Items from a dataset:

○ ○ ○

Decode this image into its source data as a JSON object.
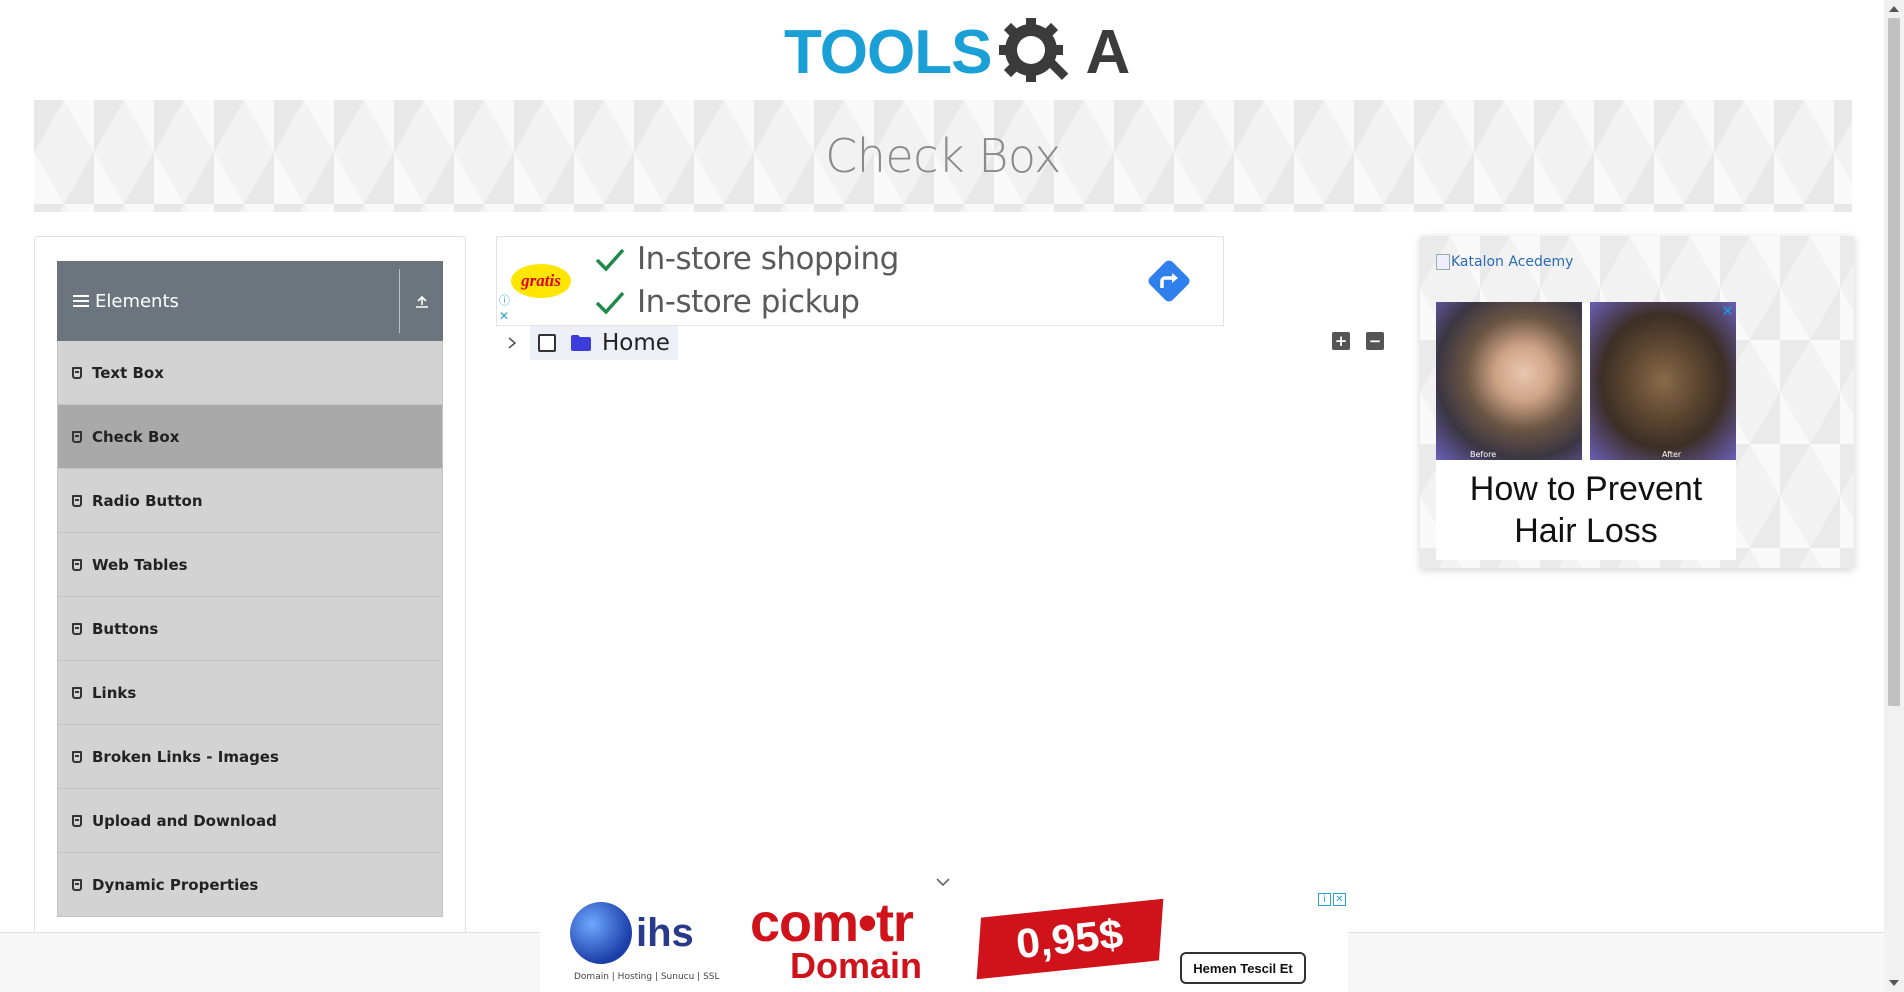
{
  "header": {
    "logo_tools": "TOOLS",
    "logo_a": "A"
  },
  "banner": {
    "title": "Check Box"
  },
  "sidebar": {
    "group": {
      "title": "Elements"
    },
    "items": [
      {
        "label": "Text Box",
        "active": false
      },
      {
        "label": "Check Box",
        "active": true
      },
      {
        "label": "Radio Button",
        "active": false
      },
      {
        "label": "Web Tables",
        "active": false
      },
      {
        "label": "Buttons",
        "active": false
      },
      {
        "label": "Links",
        "active": false
      },
      {
        "label": "Broken Links - Images",
        "active": false
      },
      {
        "label": "Upload and Download",
        "active": false
      },
      {
        "label": "Dynamic Properties",
        "active": false
      }
    ]
  },
  "top_ad": {
    "brand": "gratis",
    "line1": "In-store shopping",
    "line2": "In-store pickup"
  },
  "tree": {
    "root_label": "Home",
    "expand_all": "+",
    "collapse_all": "−"
  },
  "right_ad": {
    "link_text": "Katalon Acedemy",
    "before_label": "Before",
    "after_label": "After",
    "caption": "How to Prevent Hair Loss"
  },
  "bottom_ad": {
    "brand": "ihs",
    "sub": "Domain | Hosting | Sunucu | SSL",
    "headline": "com•tr",
    "product": "Domain",
    "price": "0,95$",
    "cta": "Hemen Tescil Et"
  },
  "colors": {
    "accent_blue": "#1a9fd6",
    "sidebar_header": "#6c757d",
    "menu_bg": "#d3d3d3",
    "menu_active_bg": "#a9a9a9"
  }
}
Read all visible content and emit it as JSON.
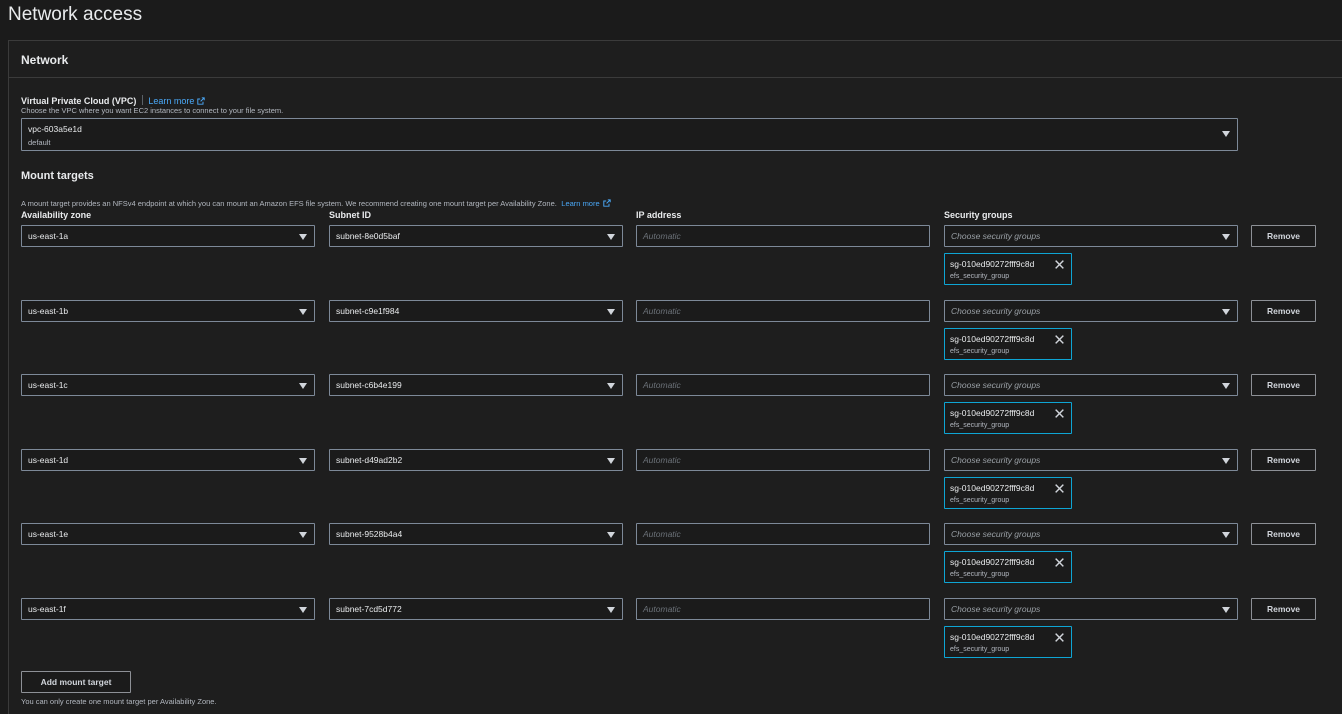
{
  "page": {
    "title": "Network access"
  },
  "network": {
    "title": "Network"
  },
  "vpc": {
    "label": "Virtual Private Cloud (VPC)",
    "learn_more": "Learn more",
    "description": "Choose the VPC where you want EC2 instances to connect to your file system.",
    "value": "vpc-603a5e1d",
    "sub": "default"
  },
  "mount_targets": {
    "title": "Mount targets",
    "description": "A mount target provides an NFSv4 endpoint at which you can mount an Amazon EFS file system. We recommend creating one mount target per Availability Zone.",
    "learn_more": "Learn more",
    "columns": {
      "az": "Availability zone",
      "subnet": "Subnet ID",
      "ip": "IP address",
      "sg": "Security groups"
    },
    "ip_placeholder": "Automatic",
    "sg_placeholder": "Choose security groups",
    "remove_label": "Remove",
    "rows": [
      {
        "az": "us-east-1a",
        "subnet": "subnet-8e0d5baf",
        "sg_id": "sg-010ed90272fff9c8d",
        "sg_name": "efs_security_group"
      },
      {
        "az": "us-east-1b",
        "subnet": "subnet-c9e1f984",
        "sg_id": "sg-010ed90272fff9c8d",
        "sg_name": "efs_security_group"
      },
      {
        "az": "us-east-1c",
        "subnet": "subnet-c6b4e199",
        "sg_id": "sg-010ed90272fff9c8d",
        "sg_name": "efs_security_group"
      },
      {
        "az": "us-east-1d",
        "subnet": "subnet-d49ad2b2",
        "sg_id": "sg-010ed90272fff9c8d",
        "sg_name": "efs_security_group"
      },
      {
        "az": "us-east-1e",
        "subnet": "subnet-9528b4a4",
        "sg_id": "sg-010ed90272fff9c8d",
        "sg_name": "efs_security_group"
      },
      {
        "az": "us-east-1f",
        "subnet": "subnet-7cd5d772",
        "sg_id": "sg-010ed90272fff9c8d",
        "sg_name": "efs_security_group"
      }
    ],
    "add_label": "Add mount target",
    "footnote": "You can only create one mount target per Availability Zone."
  },
  "colors": {
    "background": "#1b1b1b",
    "link": "#4aa8f7",
    "token_border": "#0ea5d4",
    "control_border": "#7d8998"
  },
  "icons": {
    "external_link": "external-link-icon",
    "caret": "caret-down-icon",
    "dismiss": "close-icon"
  }
}
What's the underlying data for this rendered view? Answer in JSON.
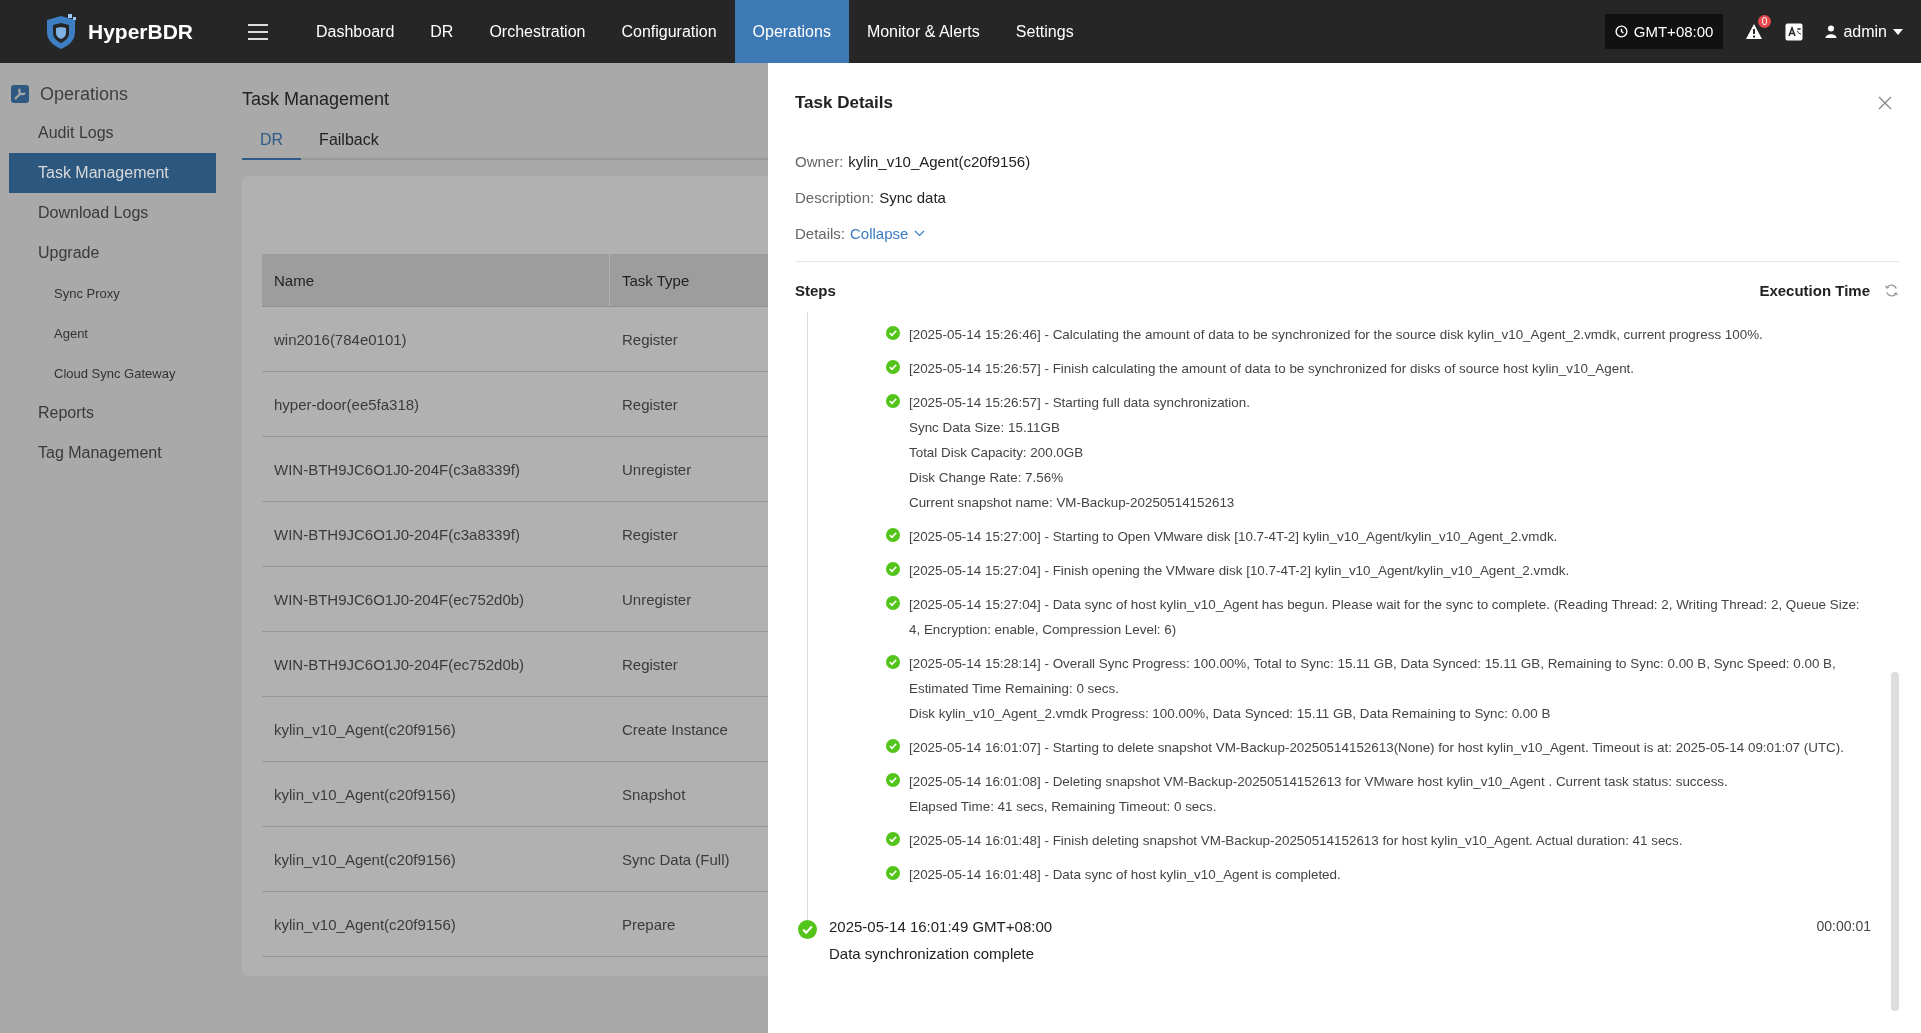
{
  "topbar": {
    "brand": "HyperBDR",
    "nav": [
      {
        "label": "Dashboard",
        "selected": false
      },
      {
        "label": "DR",
        "selected": false
      },
      {
        "label": "Orchestration",
        "selected": false
      },
      {
        "label": "Configuration",
        "selected": false
      },
      {
        "label": "Operations",
        "selected": true
      },
      {
        "label": "Monitor & Alerts",
        "selected": false
      },
      {
        "label": "Settings",
        "selected": false
      }
    ],
    "timezone": "GMT+08:00",
    "alert_count": "0",
    "user": "admin"
  },
  "sidebar": {
    "title": "Operations",
    "items": [
      {
        "label": "Audit Logs",
        "selected": false
      },
      {
        "label": "Task Management",
        "selected": true
      },
      {
        "label": "Download Logs",
        "selected": false
      },
      {
        "label": "Upgrade",
        "selected": false,
        "children": [
          {
            "label": "Sync Proxy",
            "selected": false
          },
          {
            "label": "Agent",
            "selected": false
          },
          {
            "label": "Cloud Sync Gateway",
            "selected": false
          }
        ]
      },
      {
        "label": "Reports",
        "selected": false
      },
      {
        "label": "Tag Management",
        "selected": false
      }
    ]
  },
  "page": {
    "title": "Task Management",
    "tabs": [
      {
        "label": "DR",
        "selected": true
      },
      {
        "label": "Failback",
        "selected": false
      }
    ],
    "table": {
      "columns": [
        "Name",
        "Task Type"
      ],
      "rows": [
        [
          "win2016(784e0101)",
          "Register"
        ],
        [
          "hyper-door(ee5fa318)",
          "Register"
        ],
        [
          "WIN-BTH9JC6O1J0-204F(c3a8339f)",
          "Unregister"
        ],
        [
          "WIN-BTH9JC6O1J0-204F(c3a8339f)",
          "Register"
        ],
        [
          "WIN-BTH9JC6O1J0-204F(ec752d0b)",
          "Unregister"
        ],
        [
          "WIN-BTH9JC6O1J0-204F(ec752d0b)",
          "Register"
        ],
        [
          "kylin_v10_Agent(c20f9156)",
          "Create Instance"
        ],
        [
          "kylin_v10_Agent(c20f9156)",
          "Snapshot"
        ],
        [
          "kylin_v10_Agent(c20f9156)",
          "Sync Data (Full)"
        ],
        [
          "kylin_v10_Agent(c20f9156)",
          "Prepare"
        ]
      ]
    }
  },
  "drawer": {
    "title": "Task Details",
    "fields": [
      {
        "label": "Owner:",
        "value": "kylin_v10_Agent(c20f9156)",
        "kind": "text"
      },
      {
        "label": "Description:",
        "value": "Sync data",
        "kind": "text"
      },
      {
        "label": "Details:",
        "value": "Collapse",
        "kind": "toggle"
      }
    ],
    "steps_heading": "Steps",
    "time_heading": "Execution Time",
    "log": [
      {
        "lines": [
          "[2025-05-14 15:26:46] - Calculating the amount of data to be synchronized for the source disk kylin_v10_Agent_2.vmdk, current progress 100%."
        ]
      },
      {
        "lines": [
          "[2025-05-14 15:26:57] - Finish calculating the amount of data to be synchronized for disks of source host kylin_v10_Agent."
        ]
      },
      {
        "lines": [
          "[2025-05-14 15:26:57] - Starting full data synchronization.",
          "Sync Data Size: 15.11GB",
          "Total Disk Capacity: 200.0GB",
          "Disk Change Rate: 7.56%",
          "Current snapshot name: VM-Backup-20250514152613"
        ]
      },
      {
        "lines": [
          "[2025-05-14 15:27:00] - Starting to Open VMware disk [10.7-4T-2] kylin_v10_Agent/kylin_v10_Agent_2.vmdk."
        ]
      },
      {
        "lines": [
          "[2025-05-14 15:27:04] - Finish opening the VMware disk [10.7-4T-2] kylin_v10_Agent/kylin_v10_Agent_2.vmdk."
        ]
      },
      {
        "lines": [
          "[2025-05-14 15:27:04] - Data sync of host kylin_v10_Agent has begun. Please wait for the sync to complete. (Reading Thread: 2, Writing Thread: 2, Queue Size: 4, Encryption: enable, Compression Level: 6)"
        ]
      },
      {
        "lines": [
          "[2025-05-14 15:28:14] - Overall Sync Progress: 100.00%, Total to Sync: 15.11 GB, Data Synced: 15.11 GB, Remaining to Sync: 0.00 B, Sync Speed: 0.00 B, Estimated Time Remaining: 0 secs.",
          "Disk kylin_v10_Agent_2.vmdk Progress: 100.00%, Data Synced: 15.11 GB, Data Remaining to Sync: 0.00 B"
        ]
      },
      {
        "lines": [
          "[2025-05-14 16:01:07] - Starting to delete snapshot VM-Backup-20250514152613(None) for host kylin_v10_Agent. Timeout is at: 2025-05-14 09:01:07 (UTC)."
        ]
      },
      {
        "lines": [
          "[2025-05-14 16:01:08] - Deleting snapshot VM-Backup-20250514152613 for VMware host kylin_v10_Agent . Current task status: success.",
          "Elapsed Time: 41 secs, Remaining Timeout: 0 secs."
        ]
      },
      {
        "lines": [
          "[2025-05-14 16:01:48] - Finish deleting snapshot VM-Backup-20250514152613 for host kylin_v10_Agent. Actual duration: 41 secs."
        ]
      },
      {
        "lines": [
          "[2025-05-14 16:01:48] - Data sync of host kylin_v10_Agent is completed."
        ]
      }
    ],
    "final": {
      "time": "2025-05-14 16:01:49 GMT+08:00",
      "text": "Data synchronization complete",
      "duration": "00:00:01"
    }
  }
}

○ ○ ○

**Problem details**. List the lines that contain the word "Links".

**Task response**.
        "label": "Links",
        "label": "Broken Links - Images",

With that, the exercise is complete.